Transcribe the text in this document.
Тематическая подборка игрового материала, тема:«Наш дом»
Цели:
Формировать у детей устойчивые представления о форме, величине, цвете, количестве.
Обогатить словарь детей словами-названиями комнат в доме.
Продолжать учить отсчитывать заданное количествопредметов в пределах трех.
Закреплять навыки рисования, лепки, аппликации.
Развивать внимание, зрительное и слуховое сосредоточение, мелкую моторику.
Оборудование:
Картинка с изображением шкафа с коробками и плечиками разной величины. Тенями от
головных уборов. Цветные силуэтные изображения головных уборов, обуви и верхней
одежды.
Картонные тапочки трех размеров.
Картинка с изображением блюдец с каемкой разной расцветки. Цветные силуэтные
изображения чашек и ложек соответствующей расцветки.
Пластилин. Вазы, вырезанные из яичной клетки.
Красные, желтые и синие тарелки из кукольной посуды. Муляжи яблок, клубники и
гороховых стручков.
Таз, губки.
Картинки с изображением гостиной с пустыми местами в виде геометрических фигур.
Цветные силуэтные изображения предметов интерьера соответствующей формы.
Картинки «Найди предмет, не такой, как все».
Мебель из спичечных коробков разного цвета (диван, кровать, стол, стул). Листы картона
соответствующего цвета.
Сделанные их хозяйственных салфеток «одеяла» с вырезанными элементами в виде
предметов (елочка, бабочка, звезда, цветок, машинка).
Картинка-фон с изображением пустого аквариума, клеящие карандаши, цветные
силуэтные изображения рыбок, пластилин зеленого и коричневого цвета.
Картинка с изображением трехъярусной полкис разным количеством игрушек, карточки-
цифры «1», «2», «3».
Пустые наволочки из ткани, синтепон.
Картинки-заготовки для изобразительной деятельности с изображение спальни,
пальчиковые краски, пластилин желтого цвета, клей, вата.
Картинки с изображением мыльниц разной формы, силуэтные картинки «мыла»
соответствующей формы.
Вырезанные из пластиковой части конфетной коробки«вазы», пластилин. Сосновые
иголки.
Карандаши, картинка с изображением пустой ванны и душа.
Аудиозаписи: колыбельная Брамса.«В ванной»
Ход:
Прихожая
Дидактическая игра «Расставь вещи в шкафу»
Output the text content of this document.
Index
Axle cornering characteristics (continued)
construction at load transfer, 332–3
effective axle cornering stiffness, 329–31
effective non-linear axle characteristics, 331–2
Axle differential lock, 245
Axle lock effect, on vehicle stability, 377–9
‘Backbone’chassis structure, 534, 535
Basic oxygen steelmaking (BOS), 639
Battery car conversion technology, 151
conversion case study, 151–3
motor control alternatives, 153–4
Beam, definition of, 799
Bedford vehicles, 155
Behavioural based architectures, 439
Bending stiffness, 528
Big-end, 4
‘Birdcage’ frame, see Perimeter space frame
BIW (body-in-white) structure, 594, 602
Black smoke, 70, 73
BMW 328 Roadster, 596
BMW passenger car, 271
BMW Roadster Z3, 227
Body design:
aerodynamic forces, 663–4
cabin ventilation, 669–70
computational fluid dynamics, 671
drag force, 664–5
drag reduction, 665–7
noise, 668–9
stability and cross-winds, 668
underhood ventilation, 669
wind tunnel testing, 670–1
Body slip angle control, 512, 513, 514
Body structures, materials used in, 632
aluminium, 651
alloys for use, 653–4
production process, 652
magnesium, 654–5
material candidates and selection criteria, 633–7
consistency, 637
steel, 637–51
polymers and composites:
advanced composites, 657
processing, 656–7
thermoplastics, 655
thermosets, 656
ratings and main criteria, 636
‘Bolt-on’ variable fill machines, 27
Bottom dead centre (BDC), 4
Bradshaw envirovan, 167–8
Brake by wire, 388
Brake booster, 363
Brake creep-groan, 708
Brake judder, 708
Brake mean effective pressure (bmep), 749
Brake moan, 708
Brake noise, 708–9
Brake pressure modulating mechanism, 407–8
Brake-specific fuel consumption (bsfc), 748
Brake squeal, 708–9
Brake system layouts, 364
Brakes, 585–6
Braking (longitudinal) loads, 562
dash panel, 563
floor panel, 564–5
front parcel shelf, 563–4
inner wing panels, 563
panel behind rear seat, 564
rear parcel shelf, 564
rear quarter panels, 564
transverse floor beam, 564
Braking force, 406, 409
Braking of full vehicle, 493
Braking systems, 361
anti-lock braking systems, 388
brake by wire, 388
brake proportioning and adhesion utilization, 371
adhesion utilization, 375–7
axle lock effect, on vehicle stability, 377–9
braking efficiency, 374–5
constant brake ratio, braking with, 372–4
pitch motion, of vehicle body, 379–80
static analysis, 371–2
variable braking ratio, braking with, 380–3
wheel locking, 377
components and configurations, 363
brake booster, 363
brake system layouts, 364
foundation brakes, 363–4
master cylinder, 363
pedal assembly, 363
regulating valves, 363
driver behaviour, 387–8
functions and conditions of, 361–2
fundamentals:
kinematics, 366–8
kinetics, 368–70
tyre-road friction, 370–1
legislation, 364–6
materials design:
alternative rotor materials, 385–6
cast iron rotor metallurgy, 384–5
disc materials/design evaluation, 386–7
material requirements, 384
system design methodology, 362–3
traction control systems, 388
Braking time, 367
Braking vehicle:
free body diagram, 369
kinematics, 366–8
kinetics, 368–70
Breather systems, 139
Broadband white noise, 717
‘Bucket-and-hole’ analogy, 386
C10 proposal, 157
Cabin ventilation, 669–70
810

Given instruction:
Copy all lines from the entries that contain the word "разной".

Complete response:
Картинка с изображением шкафа с коробками и плечиками разной величины. Тенями от
Картинка с изображением блюдец с каемкой разной расцветки. Цветные силуэтные
Картинки с изображением мыльниц разной формы, силуэтные картинки «мыла»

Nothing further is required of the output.